• **Records that describe figures**:
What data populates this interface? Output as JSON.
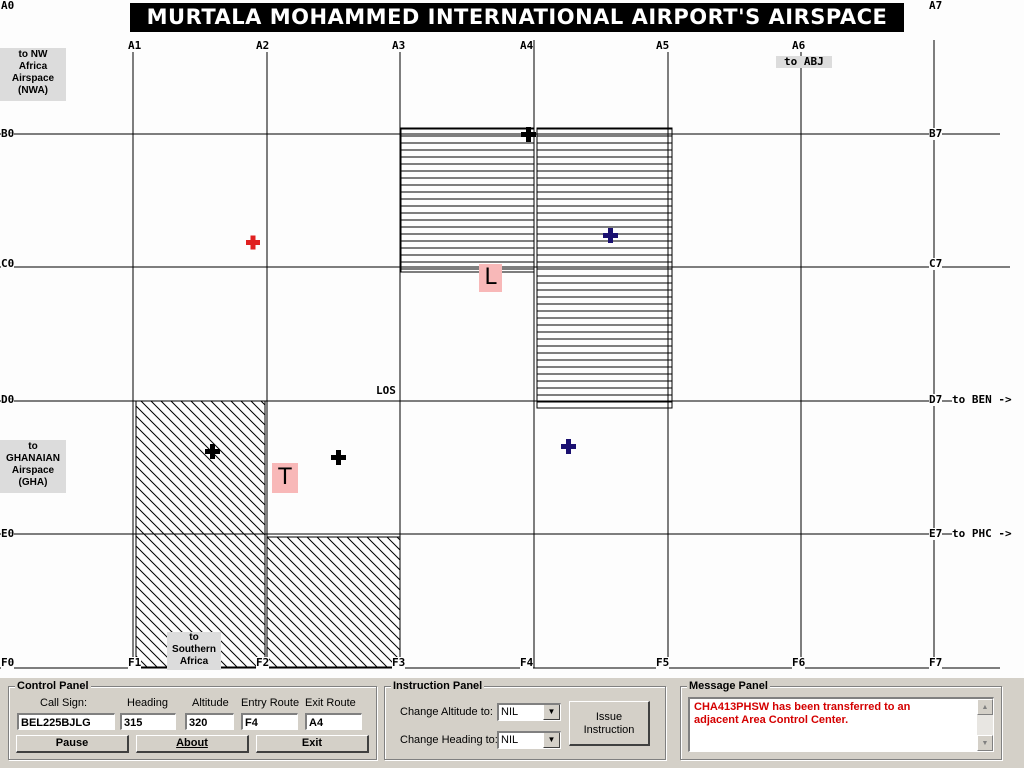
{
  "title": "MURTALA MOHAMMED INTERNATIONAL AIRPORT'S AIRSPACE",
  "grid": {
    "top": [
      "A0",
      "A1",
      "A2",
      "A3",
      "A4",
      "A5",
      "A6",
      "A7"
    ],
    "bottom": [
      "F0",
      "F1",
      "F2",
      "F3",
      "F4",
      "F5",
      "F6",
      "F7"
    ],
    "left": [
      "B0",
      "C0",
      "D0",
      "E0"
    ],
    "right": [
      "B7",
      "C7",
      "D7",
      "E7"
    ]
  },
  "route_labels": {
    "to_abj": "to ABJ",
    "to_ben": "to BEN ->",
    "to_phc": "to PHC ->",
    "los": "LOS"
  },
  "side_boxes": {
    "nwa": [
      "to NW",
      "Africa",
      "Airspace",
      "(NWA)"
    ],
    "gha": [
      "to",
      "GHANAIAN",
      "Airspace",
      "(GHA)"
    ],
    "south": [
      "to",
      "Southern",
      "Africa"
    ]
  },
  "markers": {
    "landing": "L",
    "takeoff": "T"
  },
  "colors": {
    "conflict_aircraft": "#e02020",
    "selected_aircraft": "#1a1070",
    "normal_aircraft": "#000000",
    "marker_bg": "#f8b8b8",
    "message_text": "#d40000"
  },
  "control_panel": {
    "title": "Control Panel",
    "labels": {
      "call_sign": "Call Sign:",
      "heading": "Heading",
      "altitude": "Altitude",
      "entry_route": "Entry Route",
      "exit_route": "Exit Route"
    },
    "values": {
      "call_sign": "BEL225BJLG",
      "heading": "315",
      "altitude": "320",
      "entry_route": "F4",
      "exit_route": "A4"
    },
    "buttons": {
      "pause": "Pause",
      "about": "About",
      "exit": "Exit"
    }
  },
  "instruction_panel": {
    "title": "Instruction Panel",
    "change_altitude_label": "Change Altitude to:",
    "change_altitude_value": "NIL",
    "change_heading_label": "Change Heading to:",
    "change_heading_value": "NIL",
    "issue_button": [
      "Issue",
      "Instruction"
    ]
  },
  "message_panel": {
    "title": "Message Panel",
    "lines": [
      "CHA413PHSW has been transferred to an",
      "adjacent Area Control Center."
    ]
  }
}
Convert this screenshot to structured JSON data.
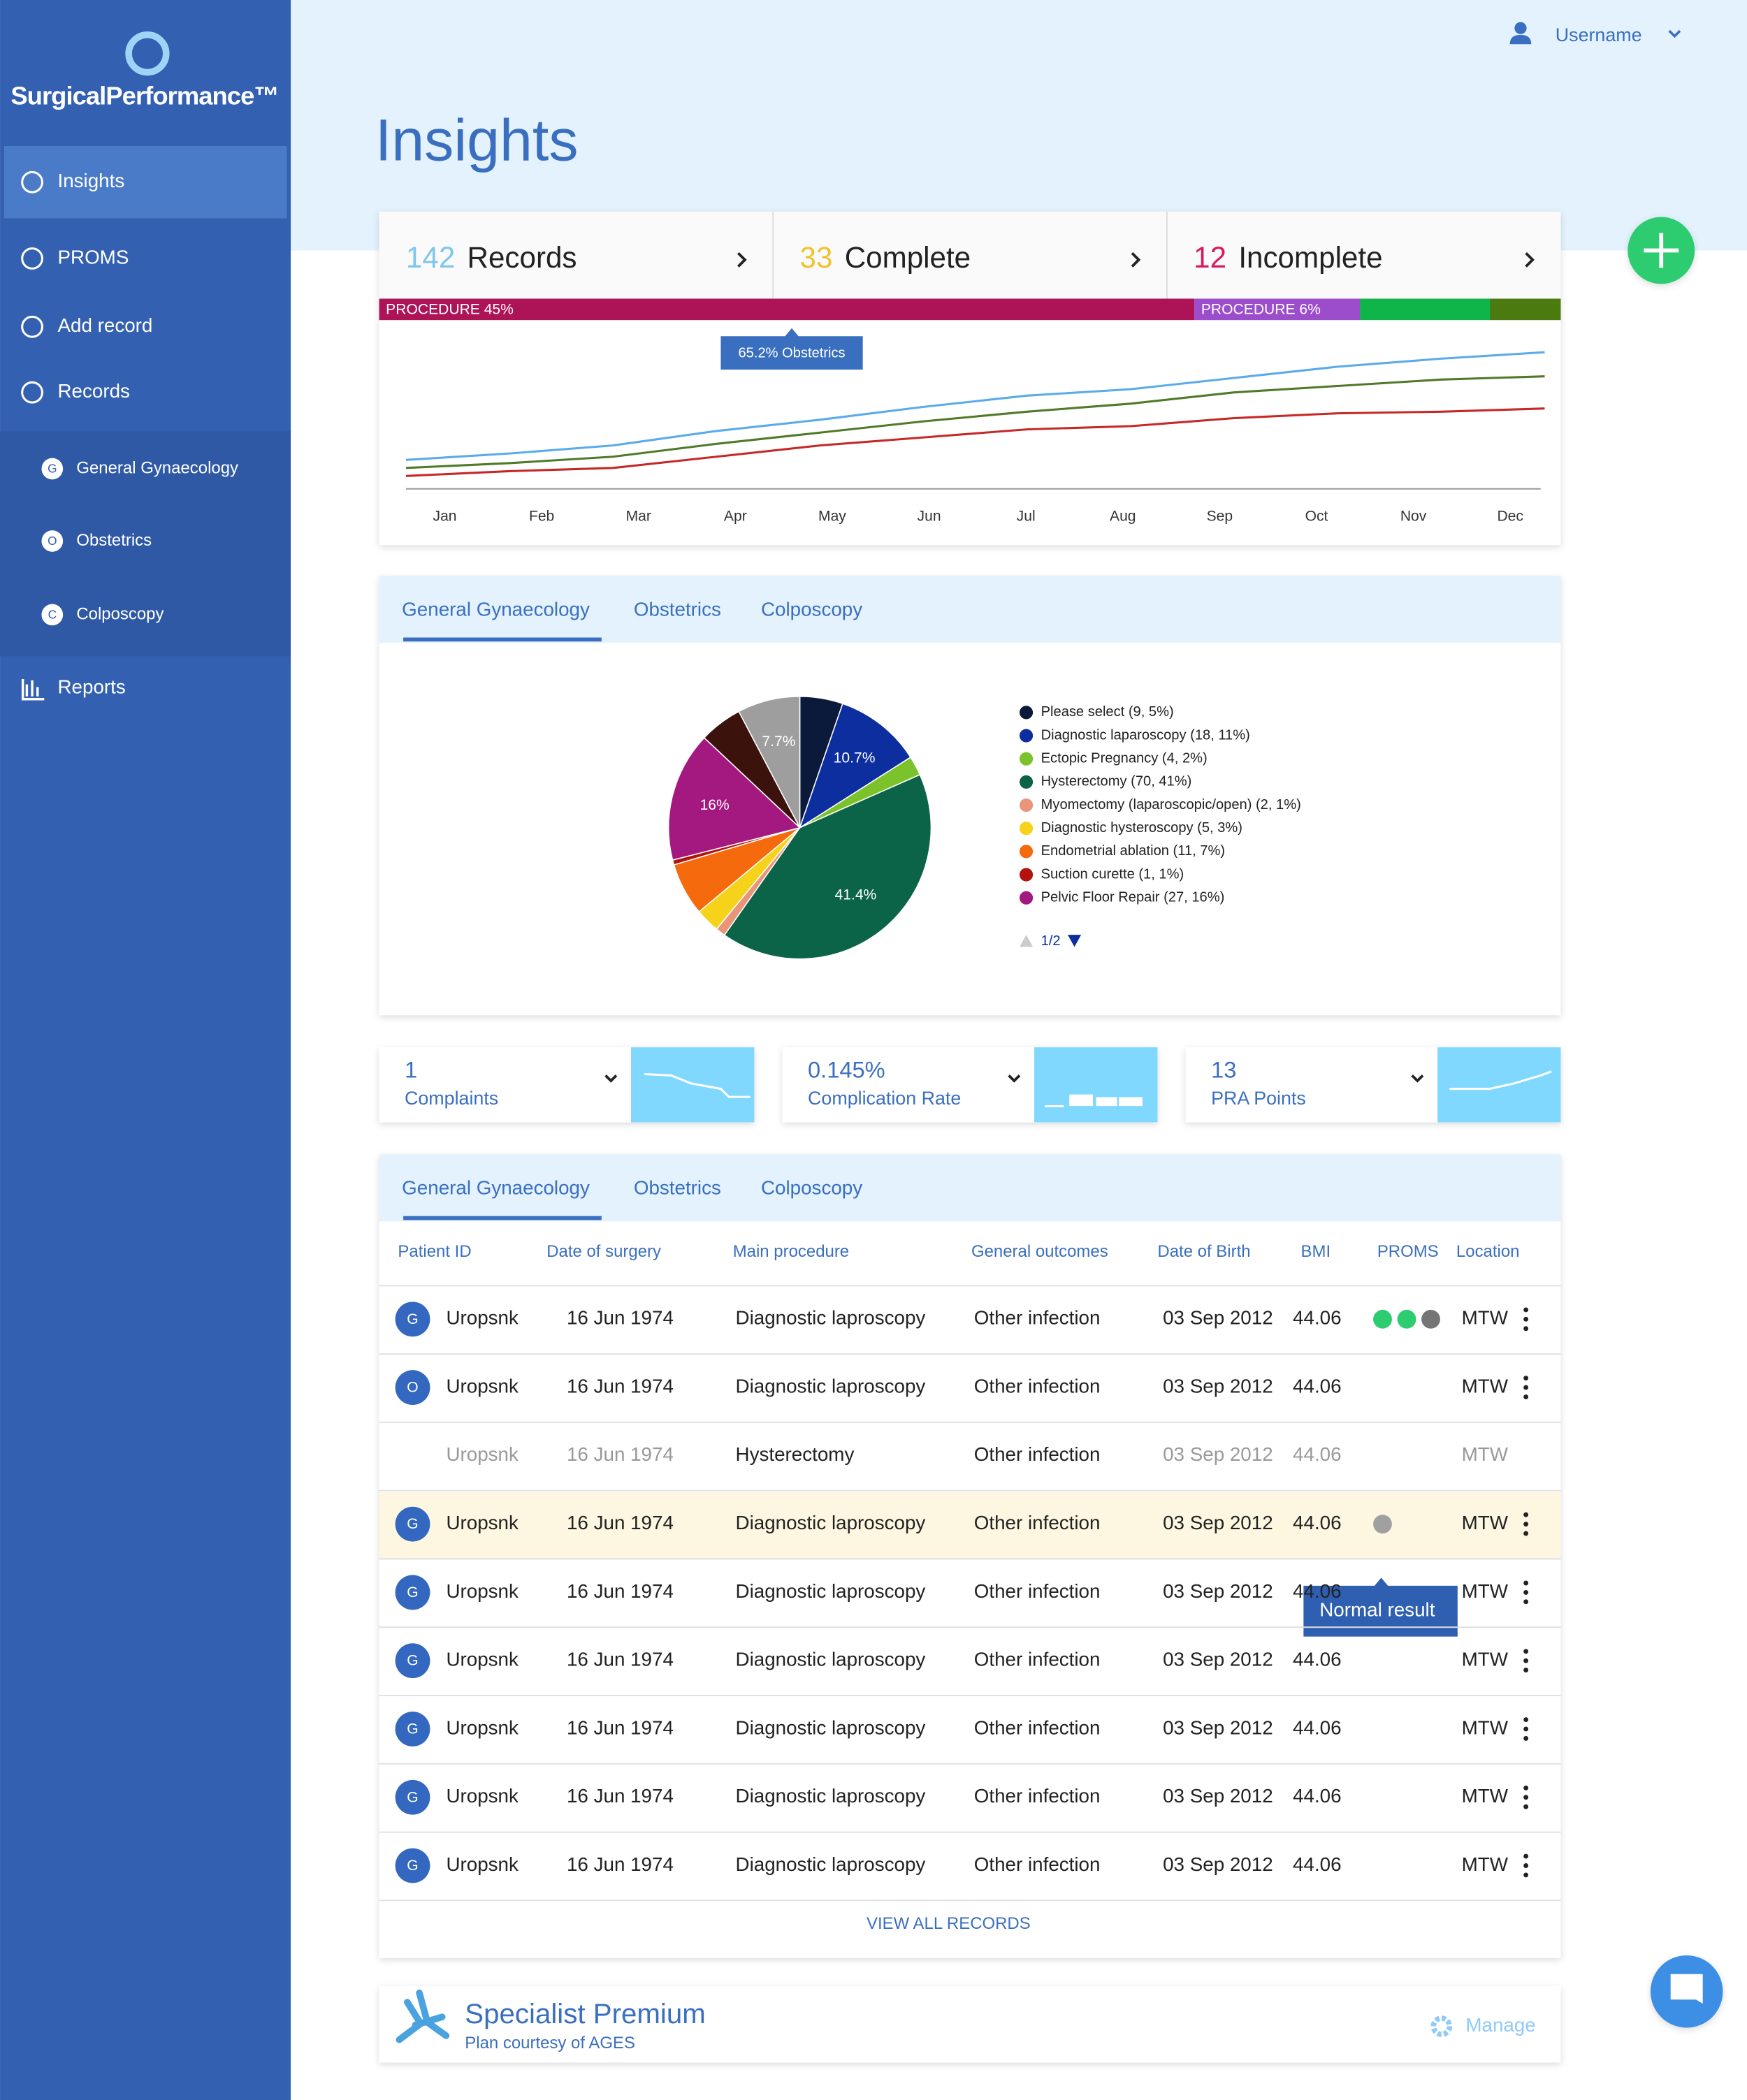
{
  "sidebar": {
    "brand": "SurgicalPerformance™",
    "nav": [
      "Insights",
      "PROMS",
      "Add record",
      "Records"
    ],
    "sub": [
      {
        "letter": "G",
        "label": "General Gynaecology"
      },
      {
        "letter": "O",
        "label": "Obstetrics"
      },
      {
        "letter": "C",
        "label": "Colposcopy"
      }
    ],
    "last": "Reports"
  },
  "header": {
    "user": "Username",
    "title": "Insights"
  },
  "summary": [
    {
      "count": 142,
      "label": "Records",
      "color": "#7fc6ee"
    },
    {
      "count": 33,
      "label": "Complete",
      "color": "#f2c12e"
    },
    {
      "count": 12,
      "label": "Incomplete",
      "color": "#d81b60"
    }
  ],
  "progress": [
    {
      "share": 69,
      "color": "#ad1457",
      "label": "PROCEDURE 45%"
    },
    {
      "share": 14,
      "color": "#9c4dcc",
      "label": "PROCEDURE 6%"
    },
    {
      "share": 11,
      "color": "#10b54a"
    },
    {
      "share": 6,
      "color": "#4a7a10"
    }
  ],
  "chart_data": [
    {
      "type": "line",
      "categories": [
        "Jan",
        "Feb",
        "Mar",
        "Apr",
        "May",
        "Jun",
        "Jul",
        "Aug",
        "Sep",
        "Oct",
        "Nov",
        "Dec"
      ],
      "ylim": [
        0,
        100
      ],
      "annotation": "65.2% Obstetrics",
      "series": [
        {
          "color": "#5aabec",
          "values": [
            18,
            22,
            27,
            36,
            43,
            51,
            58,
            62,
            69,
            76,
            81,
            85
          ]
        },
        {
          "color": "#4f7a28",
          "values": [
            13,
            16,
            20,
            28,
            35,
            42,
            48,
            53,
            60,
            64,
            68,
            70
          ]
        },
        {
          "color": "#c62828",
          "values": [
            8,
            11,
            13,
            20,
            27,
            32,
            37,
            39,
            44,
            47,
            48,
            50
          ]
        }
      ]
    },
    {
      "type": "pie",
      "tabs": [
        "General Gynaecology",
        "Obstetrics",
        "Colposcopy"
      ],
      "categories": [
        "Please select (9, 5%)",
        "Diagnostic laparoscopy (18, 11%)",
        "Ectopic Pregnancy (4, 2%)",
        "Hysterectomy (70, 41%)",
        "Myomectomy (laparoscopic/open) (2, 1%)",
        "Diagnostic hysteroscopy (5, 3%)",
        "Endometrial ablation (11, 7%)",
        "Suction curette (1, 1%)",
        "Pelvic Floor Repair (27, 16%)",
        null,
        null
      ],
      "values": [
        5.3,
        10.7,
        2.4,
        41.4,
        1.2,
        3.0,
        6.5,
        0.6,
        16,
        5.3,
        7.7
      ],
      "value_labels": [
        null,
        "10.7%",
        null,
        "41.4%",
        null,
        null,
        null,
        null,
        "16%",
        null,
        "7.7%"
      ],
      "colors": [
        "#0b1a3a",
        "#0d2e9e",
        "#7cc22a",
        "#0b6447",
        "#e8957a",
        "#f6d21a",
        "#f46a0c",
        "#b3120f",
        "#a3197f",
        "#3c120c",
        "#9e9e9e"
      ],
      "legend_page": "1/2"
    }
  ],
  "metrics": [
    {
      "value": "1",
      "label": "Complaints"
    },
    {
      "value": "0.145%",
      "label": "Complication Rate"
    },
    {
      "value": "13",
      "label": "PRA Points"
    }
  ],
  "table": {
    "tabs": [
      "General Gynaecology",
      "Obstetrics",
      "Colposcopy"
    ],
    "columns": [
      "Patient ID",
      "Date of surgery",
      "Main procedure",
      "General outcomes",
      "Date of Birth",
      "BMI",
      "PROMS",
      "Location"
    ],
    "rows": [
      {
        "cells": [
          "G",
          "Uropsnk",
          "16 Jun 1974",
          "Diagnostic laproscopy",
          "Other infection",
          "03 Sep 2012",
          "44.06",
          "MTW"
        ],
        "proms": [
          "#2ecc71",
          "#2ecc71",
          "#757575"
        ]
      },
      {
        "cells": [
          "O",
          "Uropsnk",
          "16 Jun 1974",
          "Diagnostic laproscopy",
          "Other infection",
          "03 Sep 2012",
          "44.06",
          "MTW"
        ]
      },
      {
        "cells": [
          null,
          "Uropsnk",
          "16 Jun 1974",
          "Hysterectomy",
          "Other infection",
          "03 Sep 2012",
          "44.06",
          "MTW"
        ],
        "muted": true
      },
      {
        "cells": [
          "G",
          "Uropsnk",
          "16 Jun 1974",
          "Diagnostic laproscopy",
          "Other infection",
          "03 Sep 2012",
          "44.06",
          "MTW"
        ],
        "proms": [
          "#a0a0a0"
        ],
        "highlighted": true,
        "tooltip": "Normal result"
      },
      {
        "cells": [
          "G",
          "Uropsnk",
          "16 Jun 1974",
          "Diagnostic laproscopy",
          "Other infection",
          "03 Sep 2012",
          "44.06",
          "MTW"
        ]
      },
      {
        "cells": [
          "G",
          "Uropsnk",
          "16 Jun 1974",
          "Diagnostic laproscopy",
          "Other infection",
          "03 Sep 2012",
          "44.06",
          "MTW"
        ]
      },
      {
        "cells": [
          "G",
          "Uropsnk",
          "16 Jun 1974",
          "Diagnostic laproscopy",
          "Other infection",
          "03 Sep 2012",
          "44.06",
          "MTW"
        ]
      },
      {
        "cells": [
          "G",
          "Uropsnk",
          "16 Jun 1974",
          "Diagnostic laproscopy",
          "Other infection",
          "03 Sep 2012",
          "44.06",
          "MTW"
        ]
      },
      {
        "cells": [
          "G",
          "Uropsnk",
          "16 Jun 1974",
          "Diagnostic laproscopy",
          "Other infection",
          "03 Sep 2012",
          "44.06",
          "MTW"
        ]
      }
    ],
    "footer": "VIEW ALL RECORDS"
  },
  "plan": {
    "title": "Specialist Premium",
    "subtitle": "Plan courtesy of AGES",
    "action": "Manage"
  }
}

• **Your goal**: How many lines in these entries hold the string "JSON"? Answer with the number alone.

• **Output of the exercise**: 2